* _Aim of the task_
Copy out the records from the start through the line containing "deployments-more-icon[interactable] xyxy=(2304,66,2338,76)", both included, and swap every "frt" for "first-response" while leaving all else unchanged.

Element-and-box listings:
◇ ◇ ◇ ◇ ◇

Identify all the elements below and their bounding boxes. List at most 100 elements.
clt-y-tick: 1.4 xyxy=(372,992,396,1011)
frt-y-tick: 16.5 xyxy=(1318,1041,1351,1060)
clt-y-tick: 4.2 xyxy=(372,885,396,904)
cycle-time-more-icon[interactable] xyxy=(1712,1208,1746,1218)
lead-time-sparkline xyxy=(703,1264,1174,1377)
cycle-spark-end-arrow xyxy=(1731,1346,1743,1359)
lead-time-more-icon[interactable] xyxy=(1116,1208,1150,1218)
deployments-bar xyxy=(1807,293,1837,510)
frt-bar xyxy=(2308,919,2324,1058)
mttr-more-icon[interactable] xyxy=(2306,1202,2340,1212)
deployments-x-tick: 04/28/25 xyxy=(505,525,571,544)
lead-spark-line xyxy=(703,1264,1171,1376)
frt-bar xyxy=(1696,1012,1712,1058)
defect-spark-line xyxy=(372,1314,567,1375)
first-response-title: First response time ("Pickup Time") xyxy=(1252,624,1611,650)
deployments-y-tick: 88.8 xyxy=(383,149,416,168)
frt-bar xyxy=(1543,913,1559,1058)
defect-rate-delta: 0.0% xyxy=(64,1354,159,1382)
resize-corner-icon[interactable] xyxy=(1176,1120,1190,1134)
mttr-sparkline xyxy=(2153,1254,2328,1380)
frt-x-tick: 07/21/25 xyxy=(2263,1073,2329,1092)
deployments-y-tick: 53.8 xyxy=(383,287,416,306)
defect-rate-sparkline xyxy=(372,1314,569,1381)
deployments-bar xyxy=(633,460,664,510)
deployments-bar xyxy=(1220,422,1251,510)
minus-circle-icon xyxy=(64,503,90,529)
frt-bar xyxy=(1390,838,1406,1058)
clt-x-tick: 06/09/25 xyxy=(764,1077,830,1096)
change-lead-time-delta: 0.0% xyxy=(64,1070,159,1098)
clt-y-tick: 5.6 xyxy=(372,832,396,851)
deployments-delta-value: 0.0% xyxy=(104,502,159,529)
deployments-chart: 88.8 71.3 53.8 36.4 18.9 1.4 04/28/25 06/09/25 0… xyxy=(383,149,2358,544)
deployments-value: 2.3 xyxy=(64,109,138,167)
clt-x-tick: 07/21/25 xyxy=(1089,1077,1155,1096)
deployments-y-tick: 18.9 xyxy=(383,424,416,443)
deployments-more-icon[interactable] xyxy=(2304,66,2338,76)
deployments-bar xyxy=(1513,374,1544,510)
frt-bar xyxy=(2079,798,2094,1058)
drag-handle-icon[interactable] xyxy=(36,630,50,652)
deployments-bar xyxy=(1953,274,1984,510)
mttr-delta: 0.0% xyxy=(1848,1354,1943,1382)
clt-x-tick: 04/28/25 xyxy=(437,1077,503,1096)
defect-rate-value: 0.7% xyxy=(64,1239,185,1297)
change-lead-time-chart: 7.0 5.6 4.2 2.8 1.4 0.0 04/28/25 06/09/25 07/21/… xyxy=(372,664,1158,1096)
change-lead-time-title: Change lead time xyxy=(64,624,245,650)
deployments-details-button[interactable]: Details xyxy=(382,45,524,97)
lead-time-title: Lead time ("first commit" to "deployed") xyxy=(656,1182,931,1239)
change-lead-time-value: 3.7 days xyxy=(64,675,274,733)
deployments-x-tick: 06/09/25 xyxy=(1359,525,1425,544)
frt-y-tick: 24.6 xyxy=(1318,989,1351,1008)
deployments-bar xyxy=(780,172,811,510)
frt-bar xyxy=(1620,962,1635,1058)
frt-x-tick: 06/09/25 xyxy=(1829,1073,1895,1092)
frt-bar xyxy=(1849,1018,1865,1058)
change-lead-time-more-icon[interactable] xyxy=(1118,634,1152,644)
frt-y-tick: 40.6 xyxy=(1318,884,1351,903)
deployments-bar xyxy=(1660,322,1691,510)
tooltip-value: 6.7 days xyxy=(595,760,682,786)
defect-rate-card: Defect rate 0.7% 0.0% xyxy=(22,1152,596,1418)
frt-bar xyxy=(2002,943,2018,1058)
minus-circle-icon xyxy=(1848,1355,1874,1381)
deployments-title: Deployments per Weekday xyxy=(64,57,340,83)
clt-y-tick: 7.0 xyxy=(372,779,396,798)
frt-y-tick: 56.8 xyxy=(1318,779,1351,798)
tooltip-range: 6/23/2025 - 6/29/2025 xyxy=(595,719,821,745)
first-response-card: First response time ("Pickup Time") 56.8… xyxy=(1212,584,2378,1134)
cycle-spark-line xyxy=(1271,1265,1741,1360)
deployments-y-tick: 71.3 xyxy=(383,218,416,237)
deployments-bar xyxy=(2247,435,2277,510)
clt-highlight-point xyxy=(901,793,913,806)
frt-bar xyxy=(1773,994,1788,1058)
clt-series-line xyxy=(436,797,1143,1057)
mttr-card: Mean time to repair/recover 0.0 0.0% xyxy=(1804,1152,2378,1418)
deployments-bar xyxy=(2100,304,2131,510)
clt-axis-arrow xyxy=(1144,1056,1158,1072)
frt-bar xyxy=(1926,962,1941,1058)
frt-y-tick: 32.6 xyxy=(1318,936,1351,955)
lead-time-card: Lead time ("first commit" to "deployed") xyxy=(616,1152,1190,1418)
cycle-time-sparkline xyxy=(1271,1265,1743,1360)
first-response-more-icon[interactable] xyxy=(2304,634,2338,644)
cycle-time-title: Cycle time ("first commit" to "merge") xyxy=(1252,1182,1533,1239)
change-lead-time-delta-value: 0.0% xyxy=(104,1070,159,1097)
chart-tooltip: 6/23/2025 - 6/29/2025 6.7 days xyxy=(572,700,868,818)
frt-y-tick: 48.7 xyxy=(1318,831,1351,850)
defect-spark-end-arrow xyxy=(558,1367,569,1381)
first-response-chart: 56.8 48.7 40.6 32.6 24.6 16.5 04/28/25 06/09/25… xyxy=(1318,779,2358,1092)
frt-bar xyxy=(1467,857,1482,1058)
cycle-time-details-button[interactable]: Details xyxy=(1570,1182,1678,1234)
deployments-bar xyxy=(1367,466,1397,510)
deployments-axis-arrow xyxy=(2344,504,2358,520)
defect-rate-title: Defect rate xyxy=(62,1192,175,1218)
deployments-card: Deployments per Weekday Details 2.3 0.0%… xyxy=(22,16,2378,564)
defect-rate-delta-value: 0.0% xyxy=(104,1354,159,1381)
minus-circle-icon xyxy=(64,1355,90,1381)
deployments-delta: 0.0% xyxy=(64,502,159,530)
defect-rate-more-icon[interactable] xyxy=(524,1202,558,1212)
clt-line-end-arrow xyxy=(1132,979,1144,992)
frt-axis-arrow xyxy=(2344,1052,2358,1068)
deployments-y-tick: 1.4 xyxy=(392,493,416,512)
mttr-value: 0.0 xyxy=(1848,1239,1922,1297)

◇ ◇ ◇ ◇ ◇

* _The response_
Identify all the elements below and their bounding boxes. List at most 100 elements.
clt-y-tick: 1.4 xyxy=(372,992,396,1011)
first-response-y-tick: 16.5 xyxy=(1318,1041,1351,1060)
clt-y-tick: 4.2 xyxy=(372,885,396,904)
cycle-time-more-icon[interactable] xyxy=(1712,1208,1746,1218)
lead-time-sparkline xyxy=(703,1264,1174,1377)
cycle-spark-end-arrow xyxy=(1731,1346,1743,1359)
lead-time-more-icon[interactable] xyxy=(1116,1208,1150,1218)
deployments-bar xyxy=(1807,293,1837,510)
first-response-bar xyxy=(2308,919,2324,1058)
mttr-more-icon[interactable] xyxy=(2306,1202,2340,1212)
deployments-x-tick: 04/28/25 xyxy=(505,525,571,544)
lead-spark-line xyxy=(703,1264,1171,1376)
first-response-bar xyxy=(1696,1012,1712,1058)
defect-spark-line xyxy=(372,1314,567,1375)
first-response-title: First response time ("Pickup Time") xyxy=(1252,624,1611,650)
deployments-y-tick: 88.8 xyxy=(383,149,416,168)
first-response-bar xyxy=(1543,913,1559,1058)
defect-rate-delta: 0.0% xyxy=(64,1354,159,1382)
resize-corner-icon[interactable] xyxy=(1176,1120,1190,1134)
mttr-sparkline xyxy=(2153,1254,2328,1380)
first-response-x-tick: 07/21/25 xyxy=(2263,1073,2329,1092)
deployments-y-tick: 53.8 xyxy=(383,287,416,306)
defect-rate-sparkline xyxy=(372,1314,569,1381)
deployments-bar xyxy=(633,460,664,510)
deployments-bar xyxy=(1220,422,1251,510)
minus-circle-icon xyxy=(64,503,90,529)
first-response-bar xyxy=(1390,838,1406,1058)
clt-x-tick: 06/09/25 xyxy=(764,1077,830,1096)
change-lead-time-delta: 0.0% xyxy=(64,1070,159,1098)
clt-y-tick: 5.6 xyxy=(372,832,396,851)
deployments-delta-value: 0.0% xyxy=(104,502,159,529)
deployments-chart: 88.8 71.3 53.8 36.4 18.9 1.4 04/28/25 06/09/25 0… xyxy=(383,149,2358,544)
deployments-value: 2.3 xyxy=(64,109,138,167)
clt-x-tick: 07/21/25 xyxy=(1089,1077,1155,1096)
deployments-y-tick: 18.9 xyxy=(383,424,416,443)
deployments-more-icon[interactable] xyxy=(2304,66,2338,76)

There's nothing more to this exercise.